*LO QUE HARÁ*:
1 - Según el fragmento, ¿qué no buscan reconstruir las investigaciones contemporáneas al plantear la necesidad de regresar a los Evangelios?
2 - Copie del fragmento, sin cambio alguno, el pasaje que va desde "Esta necesidad de" hasta "Cristo de la fe.".

*FRAGMENTO*:
········

3 Regreso a los Evangelios

Esta necesidad de regresar a los Evangelios planteada por las investigaciones contemporáneas no buscan reconstruir una biografía de Jesús, sino su praxis histórica en cuanto actual e interpelante. Sin embargo, la distancia cultural entre las primeras comunidades y nosotros hace que algunos términos no se entiendan con claridad hoy. Por ello, debemos tener en cuenta los géneros literarios tanto del judaísmo como del helenismo, y las características redaccionales propias de cada evangelista. Hay que distinguir entre los hechos prepascuales y las interpretaciones postpascuales, pero partiendo de la unidad indisoluble existente entre el Jesús histórico y el Cristo de la fe.

········

*DATOS PROPORCIONADOS*:
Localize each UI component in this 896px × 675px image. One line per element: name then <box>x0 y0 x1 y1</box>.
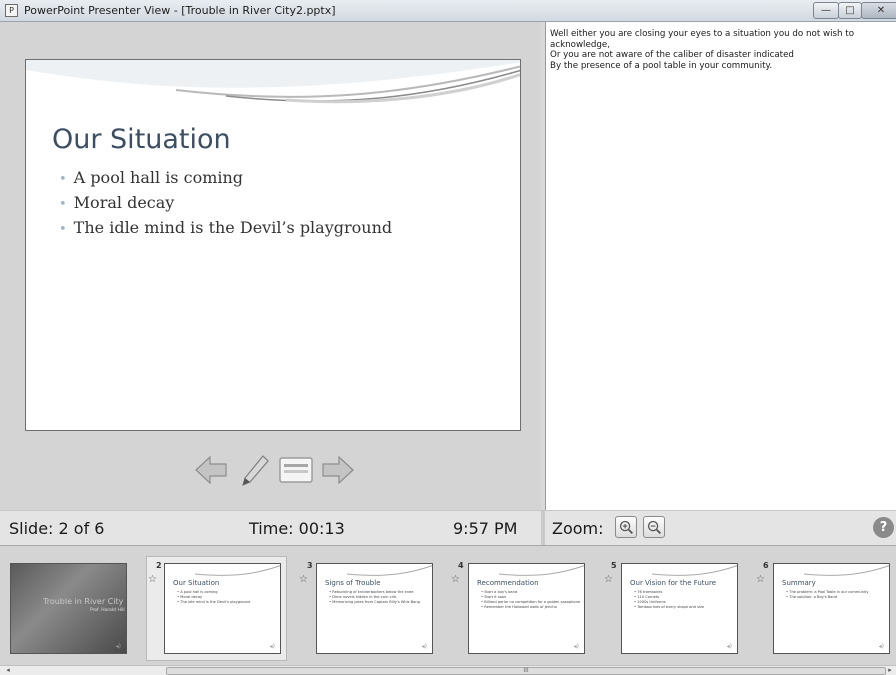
animation-star-icon: ☆ <box>451 574 460 585</box>
notes-line: Or you are not aware of the caliber of d… <box>550 50 794 61</box>
thumbnail-bullets: Start a boy's band Start it soon Billiar… <box>481 590 580 610</box>
thumbnail-title: Our Situation <box>173 579 220 587</box>
current-slide[interactable]: Our Situation A pool hall is coming Mora… <box>25 59 521 431</box>
thumbnail-bullet: The idle mind is the Devil's playground <box>177 600 250 605</box>
thumbnail-number: 2 <box>156 561 162 570</box>
slide-title: Our Situation <box>52 124 231 155</box>
slide-thumbnail-2[interactable]: Our Situation A pool hall is coming Mora… <box>164 563 281 654</box>
window-title: PowerPoint Presenter View - [Trouble in … <box>24 4 336 17</box>
slide-thumbnail-1[interactable]: Trouble in River City Prof. Harold Hill … <box>10 563 127 654</box>
thumbnail-strip: Trouble in River City Prof. Harold Hill … <box>0 545 896 665</box>
animation-star-icon: ☆ <box>756 574 765 585</box>
thumbnail-number: 6 <box>763 561 769 570</box>
notes-line: By the presence of a pool table in your … <box>550 60 773 71</box>
sound-icon: ◂) <box>878 643 884 650</box>
slide-bullet: Moral decay <box>59 193 392 218</box>
thumbnail-swoosh <box>194 565 280 576</box>
sound-icon: ◂) <box>573 643 579 650</box>
help-icon[interactable]: ? <box>873 517 894 538</box>
title-bar: P PowerPoint Presenter View - [Trouble i… <box>0 0 896 22</box>
thumbnail-bullet: The solution: a Boy's Band <box>786 595 868 600</box>
clock: 9:57 PM <box>453 519 518 538</box>
thumbnail-bullets: A pool hall is coming Moral decay The id… <box>177 590 250 605</box>
thumbnail-bullets: The problem: a Pool Table in our communi… <box>786 590 868 600</box>
arrow-left-icon[interactable] <box>193 452 229 488</box>
slide-bullet: A pool hall is coming <box>59 168 392 193</box>
thumbnail-title: Recommendation <box>477 579 539 587</box>
status-bar: Slide: 2 of 6 Time: 00:13 9:57 PM Zoom: … <box>0 510 896 546</box>
thumbnail-number: 5 <box>611 561 617 570</box>
slide-navigation <box>193 452 358 488</box>
sound-icon: ◂) <box>726 643 732 650</box>
thumbnail-swoosh <box>803 565 889 576</box>
thumbnail-bullet: Tambourines of every shape and size <box>634 605 704 610</box>
animation-star-icon: ☆ <box>604 574 613 585</box>
animation-star-icon: ☆ <box>148 574 157 585</box>
thumbnail-title: Trouble in River City <box>43 597 124 606</box>
thumbnail-title: Our Vision for the Future <box>630 579 717 587</box>
close-button[interactable]: ✕ <box>861 2 896 19</box>
thumbnail-title: Signs of Trouble <box>325 579 381 587</box>
slide-thumbnail-3[interactable]: Signs of Trouble Rebuckling of knickerbo… <box>316 563 433 654</box>
slide-bullets: A pool hall is coming Moral decay The id… <box>59 168 392 243</box>
current-slide-pane: Our Situation A pool hall is coming Mora… <box>0 22 541 510</box>
sound-icon: ◂) <box>115 643 121 650</box>
thumbnail-swoosh <box>651 565 737 576</box>
thumbnail-title: Summary <box>782 579 816 587</box>
slide-thumbnail-6[interactable]: Summary The problem: a Pool Table in our… <box>773 563 890 654</box>
scroll-right-icon[interactable]: ▸ <box>884 666 896 675</box>
screen-icon[interactable] <box>278 452 314 488</box>
zoom-label: Zoom: <box>552 519 604 538</box>
slide-bullet: The idle mind is the Devil’s playground <box>59 218 392 243</box>
thumbnail-number: 4 <box>458 561 464 570</box>
slide-thumbnail-5[interactable]: Our Vision for the Future 76 trombones 1… <box>621 563 738 654</box>
maximize-button[interactable]: □ <box>838 2 862 19</box>
app-icon: P <box>5 4 18 17</box>
thumbnail-swoosh <box>498 565 584 576</box>
thumbnail-number: 3 <box>307 561 313 570</box>
sound-icon: ◂) <box>269 643 275 650</box>
slide-thumbnail-4[interactable]: Recommendation Start a boy's band Start … <box>468 563 585 654</box>
thumbnail-bullets: Rebuckling of knickerbockers below the k… <box>329 590 420 605</box>
slide-counter: Slide: 2 of 6 <box>9 519 105 538</box>
zoom-out-icon[interactable] <box>643 516 665 538</box>
sound-icon: ◂) <box>421 643 427 650</box>
minimize-button[interactable]: — <box>813 2 839 19</box>
elapsed-time[interactable]: Time: 00:13 <box>249 519 345 538</box>
speaker-notes[interactable]: Well either you are closing your eyes to… <box>545 22 896 510</box>
thumbnail-swoosh <box>346 565 432 576</box>
thumbnail-scrollbar[interactable]: ◂ III ▸ <box>0 665 896 675</box>
scroll-left-icon[interactable]: ◂ <box>2 666 14 675</box>
zoom-in-icon[interactable] <box>615 516 637 538</box>
pen-icon[interactable] <box>235 452 271 488</box>
notes-line: Well either you are closing your eyes to… <box>550 29 855 50</box>
thumbnail-bullet: Memorizing jokes from Captain Billy's Wh… <box>329 600 420 605</box>
scrollbar-thumb[interactable]: III <box>166 667 886 675</box>
animation-star-icon: ☆ <box>299 574 308 585</box>
slide-swoosh-graphic <box>26 60 520 104</box>
thumbnail-bullet: Remember the Hallowed walls of Jericho <box>481 605 580 610</box>
thumbnail-bullets: 76 trombones 110 Cornets 1000s Uniforms … <box>634 590 704 610</box>
arrow-right-icon[interactable] <box>320 452 356 488</box>
thumbnail-subtitle: Prof. Harold Hill <box>90 608 125 613</box>
pane-divider[interactable] <box>541 511 545 546</box>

········

*RESPUESTAS*:
1 - Una biografía de Jesús.

2 -
Esta necesidad de regresar a los Evangelios planteada por las investigaciones contemporáneas no buscan reconstruir una biografía de Jesús, sino su praxis histórica en cuanto actual e interpelante. Sin embargo, la distancia cultural entre las primeras comunidades y nosotros hace que algunos términos no se entiendan con claridad hoy. Por ello, debemos tener en cuenta los géneros literarios tanto del judaísmo como del helenismo, y las características redaccionales propias de cada evangelista. Hay que distinguir entre los hechos prepascuales y las interpretaciones postpascuales, pero partiendo de la unidad indisoluble existente entre el Jesús histórico y el Cristo de la fe.